▸ Task goal
Report every line below that holds the word "قالا".

▸ Dataset records
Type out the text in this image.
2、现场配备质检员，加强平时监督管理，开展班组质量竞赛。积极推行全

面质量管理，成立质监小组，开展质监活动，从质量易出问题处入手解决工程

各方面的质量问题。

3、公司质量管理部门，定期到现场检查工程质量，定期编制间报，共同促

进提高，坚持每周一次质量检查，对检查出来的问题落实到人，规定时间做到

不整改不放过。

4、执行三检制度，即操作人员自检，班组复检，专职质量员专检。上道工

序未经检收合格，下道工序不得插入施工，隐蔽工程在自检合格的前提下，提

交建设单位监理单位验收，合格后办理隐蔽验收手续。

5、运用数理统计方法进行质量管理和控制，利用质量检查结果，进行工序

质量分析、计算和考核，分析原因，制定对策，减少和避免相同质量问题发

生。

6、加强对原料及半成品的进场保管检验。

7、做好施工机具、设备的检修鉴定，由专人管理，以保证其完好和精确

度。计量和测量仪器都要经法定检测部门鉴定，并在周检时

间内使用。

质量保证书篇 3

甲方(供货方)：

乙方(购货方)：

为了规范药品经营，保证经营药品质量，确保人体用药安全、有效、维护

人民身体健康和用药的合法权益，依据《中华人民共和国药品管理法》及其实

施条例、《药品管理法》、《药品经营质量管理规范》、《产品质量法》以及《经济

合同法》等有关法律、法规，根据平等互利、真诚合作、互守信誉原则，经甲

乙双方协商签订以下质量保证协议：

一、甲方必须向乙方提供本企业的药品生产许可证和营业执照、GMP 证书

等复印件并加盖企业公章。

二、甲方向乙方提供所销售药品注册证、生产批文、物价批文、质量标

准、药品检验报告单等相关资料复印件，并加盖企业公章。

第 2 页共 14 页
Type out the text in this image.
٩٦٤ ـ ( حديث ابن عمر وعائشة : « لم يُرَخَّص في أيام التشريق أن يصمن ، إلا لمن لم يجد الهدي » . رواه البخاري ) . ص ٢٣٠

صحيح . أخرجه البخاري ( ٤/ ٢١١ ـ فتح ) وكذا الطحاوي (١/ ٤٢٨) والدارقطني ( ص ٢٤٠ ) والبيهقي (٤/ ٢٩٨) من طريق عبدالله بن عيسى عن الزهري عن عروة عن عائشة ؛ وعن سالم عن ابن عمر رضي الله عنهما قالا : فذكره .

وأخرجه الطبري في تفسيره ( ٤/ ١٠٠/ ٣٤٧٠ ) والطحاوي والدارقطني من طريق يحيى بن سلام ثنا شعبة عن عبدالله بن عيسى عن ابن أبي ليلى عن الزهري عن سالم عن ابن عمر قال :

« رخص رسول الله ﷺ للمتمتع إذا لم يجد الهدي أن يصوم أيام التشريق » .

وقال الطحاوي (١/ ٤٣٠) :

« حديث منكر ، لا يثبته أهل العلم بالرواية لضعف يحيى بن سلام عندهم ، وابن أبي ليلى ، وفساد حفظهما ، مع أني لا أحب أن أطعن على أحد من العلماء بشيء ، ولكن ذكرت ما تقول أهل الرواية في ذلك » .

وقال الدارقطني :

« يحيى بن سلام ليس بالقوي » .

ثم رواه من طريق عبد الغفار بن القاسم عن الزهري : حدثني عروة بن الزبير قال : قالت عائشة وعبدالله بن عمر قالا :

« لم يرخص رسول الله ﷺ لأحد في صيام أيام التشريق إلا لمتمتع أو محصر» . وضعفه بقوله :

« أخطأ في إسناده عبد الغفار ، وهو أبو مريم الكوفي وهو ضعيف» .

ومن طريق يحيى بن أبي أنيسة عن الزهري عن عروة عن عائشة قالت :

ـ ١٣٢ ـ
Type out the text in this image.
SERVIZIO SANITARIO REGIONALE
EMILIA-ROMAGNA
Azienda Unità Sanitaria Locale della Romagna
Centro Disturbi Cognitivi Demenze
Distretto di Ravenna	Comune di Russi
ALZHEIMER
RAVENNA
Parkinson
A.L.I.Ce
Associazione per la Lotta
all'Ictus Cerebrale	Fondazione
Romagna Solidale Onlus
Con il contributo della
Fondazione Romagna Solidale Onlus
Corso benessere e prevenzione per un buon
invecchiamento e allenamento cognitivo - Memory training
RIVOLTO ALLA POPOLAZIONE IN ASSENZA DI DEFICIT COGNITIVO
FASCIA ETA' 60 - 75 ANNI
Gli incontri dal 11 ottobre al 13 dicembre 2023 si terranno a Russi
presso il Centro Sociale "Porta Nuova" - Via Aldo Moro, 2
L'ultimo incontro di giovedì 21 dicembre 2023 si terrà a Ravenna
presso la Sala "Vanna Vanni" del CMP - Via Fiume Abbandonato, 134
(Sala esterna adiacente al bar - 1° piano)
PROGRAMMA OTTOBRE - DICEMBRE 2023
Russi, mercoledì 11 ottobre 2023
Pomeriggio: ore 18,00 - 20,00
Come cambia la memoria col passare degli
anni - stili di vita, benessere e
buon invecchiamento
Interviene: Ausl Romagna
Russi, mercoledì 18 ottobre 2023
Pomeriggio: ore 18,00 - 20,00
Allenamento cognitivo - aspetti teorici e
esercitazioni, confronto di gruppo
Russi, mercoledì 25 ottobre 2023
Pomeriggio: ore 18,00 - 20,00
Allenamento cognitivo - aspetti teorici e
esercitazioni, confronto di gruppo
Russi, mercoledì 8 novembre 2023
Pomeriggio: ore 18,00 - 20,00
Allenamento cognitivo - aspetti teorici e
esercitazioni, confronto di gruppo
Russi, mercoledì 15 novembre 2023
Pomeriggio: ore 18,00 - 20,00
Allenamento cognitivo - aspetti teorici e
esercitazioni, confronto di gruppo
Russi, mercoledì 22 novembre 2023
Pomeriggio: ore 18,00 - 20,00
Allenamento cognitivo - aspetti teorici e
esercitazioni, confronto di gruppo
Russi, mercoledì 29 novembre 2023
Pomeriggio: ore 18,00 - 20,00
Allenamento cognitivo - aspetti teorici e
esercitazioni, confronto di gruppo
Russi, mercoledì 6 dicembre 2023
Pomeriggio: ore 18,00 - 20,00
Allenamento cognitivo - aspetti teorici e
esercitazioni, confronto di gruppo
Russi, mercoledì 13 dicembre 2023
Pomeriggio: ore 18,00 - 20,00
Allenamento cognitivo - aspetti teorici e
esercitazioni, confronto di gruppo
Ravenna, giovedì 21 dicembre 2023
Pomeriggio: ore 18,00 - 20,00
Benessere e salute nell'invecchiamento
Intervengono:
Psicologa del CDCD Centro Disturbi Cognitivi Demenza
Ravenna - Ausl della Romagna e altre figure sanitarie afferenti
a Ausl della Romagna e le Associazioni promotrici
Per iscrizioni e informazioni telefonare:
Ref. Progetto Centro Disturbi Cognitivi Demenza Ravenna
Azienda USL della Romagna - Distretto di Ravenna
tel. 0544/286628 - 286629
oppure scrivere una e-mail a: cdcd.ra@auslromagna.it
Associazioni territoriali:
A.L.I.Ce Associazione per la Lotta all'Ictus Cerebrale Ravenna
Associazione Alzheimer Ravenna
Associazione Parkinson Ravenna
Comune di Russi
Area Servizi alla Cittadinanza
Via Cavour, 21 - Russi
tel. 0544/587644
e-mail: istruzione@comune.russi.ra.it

▸ Written response
صحيح . أخرجه البخاري ( ٤/ ٢١١ ـ فتح ) وكذا الطحاوي (١/ ٤٢٨) والدارقطني ( ص ٢٤٠ ) والبيهقي (٤/ ٢٩٨) من طريق عبدالله بن عيسى عن الزهري عن عروة عن عائشة ؛ وعن سالم عن ابن عمر رضي الله عنهما قالا : فذكره .
ثم رواه من طريق عبد الغفار بن القاسم عن الزهري : حدثني عروة بن الزبير قال : قالت عائشة وعبدالله بن عمر قالا :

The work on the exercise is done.